Your task:
Go through the listing below and gather every line with the word "sales".

[Data records]
'''

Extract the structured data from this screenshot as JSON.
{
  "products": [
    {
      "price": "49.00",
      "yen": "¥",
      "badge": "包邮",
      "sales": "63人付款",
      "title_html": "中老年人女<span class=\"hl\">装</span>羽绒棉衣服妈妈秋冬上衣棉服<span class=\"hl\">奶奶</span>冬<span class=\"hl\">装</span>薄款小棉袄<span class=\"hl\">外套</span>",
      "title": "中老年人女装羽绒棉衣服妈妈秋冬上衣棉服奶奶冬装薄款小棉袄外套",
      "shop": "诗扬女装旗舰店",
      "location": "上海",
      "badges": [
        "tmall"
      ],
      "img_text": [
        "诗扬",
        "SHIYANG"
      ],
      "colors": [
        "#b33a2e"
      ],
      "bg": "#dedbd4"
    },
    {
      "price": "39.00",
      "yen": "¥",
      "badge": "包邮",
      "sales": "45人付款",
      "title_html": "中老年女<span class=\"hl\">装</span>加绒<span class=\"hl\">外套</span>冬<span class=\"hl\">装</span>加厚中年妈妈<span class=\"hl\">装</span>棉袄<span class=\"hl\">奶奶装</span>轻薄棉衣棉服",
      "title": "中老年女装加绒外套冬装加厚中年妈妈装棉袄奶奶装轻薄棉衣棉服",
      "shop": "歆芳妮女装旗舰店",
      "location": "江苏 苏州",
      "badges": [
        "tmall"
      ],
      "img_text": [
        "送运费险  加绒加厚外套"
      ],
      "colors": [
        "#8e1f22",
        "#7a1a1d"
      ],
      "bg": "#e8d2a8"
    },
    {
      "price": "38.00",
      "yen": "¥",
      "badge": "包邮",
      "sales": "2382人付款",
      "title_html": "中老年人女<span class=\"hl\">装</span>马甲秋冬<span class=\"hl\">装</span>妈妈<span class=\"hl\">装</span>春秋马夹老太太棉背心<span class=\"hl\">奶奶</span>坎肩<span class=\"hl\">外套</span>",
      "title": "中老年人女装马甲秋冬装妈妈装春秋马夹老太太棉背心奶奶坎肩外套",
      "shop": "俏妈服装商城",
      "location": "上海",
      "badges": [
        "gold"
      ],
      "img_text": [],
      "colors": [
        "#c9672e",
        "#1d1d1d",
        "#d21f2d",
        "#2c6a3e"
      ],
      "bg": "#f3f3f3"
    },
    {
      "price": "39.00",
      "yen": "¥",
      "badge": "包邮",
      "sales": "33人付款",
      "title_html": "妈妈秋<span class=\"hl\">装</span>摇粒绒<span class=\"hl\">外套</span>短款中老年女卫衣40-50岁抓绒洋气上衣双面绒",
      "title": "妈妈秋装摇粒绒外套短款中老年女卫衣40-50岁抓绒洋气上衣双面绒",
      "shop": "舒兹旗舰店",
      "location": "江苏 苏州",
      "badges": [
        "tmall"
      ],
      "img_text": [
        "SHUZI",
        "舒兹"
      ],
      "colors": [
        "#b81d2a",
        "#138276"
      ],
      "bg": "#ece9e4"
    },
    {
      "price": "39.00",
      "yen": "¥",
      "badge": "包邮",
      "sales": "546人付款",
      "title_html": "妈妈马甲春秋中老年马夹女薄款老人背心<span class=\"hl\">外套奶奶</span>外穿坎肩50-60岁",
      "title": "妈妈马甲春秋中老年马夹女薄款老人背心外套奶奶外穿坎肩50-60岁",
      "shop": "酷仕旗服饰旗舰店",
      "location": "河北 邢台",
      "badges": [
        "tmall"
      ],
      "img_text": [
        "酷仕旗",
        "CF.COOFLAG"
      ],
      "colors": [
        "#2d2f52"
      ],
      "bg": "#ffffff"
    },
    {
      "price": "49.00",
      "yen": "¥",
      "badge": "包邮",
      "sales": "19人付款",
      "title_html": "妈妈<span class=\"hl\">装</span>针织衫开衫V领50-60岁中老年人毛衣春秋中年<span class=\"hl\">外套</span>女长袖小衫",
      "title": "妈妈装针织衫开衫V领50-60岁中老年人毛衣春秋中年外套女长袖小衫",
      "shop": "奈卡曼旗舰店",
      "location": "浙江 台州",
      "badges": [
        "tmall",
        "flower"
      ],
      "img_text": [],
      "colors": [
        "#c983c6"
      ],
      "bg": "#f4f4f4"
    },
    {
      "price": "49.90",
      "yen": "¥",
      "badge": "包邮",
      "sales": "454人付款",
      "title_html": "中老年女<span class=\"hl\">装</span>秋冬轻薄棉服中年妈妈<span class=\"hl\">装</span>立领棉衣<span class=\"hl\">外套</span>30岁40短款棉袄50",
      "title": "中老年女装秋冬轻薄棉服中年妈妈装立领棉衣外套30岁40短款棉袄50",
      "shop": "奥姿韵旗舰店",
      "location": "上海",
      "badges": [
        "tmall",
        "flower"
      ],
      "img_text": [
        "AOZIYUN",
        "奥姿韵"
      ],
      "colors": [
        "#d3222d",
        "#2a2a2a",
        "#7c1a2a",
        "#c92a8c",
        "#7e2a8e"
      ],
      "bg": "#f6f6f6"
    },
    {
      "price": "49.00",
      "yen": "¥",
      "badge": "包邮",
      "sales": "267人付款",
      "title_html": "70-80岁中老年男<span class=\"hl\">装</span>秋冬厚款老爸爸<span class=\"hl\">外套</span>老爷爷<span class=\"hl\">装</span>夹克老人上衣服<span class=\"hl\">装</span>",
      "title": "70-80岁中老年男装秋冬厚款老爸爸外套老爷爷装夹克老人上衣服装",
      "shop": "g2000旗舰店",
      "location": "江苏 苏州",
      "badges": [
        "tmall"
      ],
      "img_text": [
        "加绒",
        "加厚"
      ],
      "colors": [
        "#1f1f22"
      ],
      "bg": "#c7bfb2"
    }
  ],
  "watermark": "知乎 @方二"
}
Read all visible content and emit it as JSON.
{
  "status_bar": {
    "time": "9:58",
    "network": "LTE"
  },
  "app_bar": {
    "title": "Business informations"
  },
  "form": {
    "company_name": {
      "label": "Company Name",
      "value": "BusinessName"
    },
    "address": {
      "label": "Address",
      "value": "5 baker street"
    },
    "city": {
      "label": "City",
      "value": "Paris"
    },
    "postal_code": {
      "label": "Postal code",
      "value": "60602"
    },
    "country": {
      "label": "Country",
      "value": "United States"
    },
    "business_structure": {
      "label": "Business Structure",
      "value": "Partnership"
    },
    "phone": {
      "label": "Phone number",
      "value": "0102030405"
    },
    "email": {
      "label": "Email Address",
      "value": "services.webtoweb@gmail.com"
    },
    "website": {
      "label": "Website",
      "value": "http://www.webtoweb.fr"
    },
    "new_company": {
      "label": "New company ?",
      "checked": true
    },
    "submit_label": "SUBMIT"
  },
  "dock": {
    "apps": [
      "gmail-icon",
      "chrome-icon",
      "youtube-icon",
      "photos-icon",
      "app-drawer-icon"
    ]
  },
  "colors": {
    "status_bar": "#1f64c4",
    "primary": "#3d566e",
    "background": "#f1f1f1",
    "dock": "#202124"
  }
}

'''

Solution to this exercise:
      "sales": "63人付款",
      "sales": "45人付款",
      "sales": "2382人付款",
      "sales": "33人付款",
      "sales": "546人付款",
      "sales": "19人付款",
      "sales": "454人付款",
      "sales": "267人付款",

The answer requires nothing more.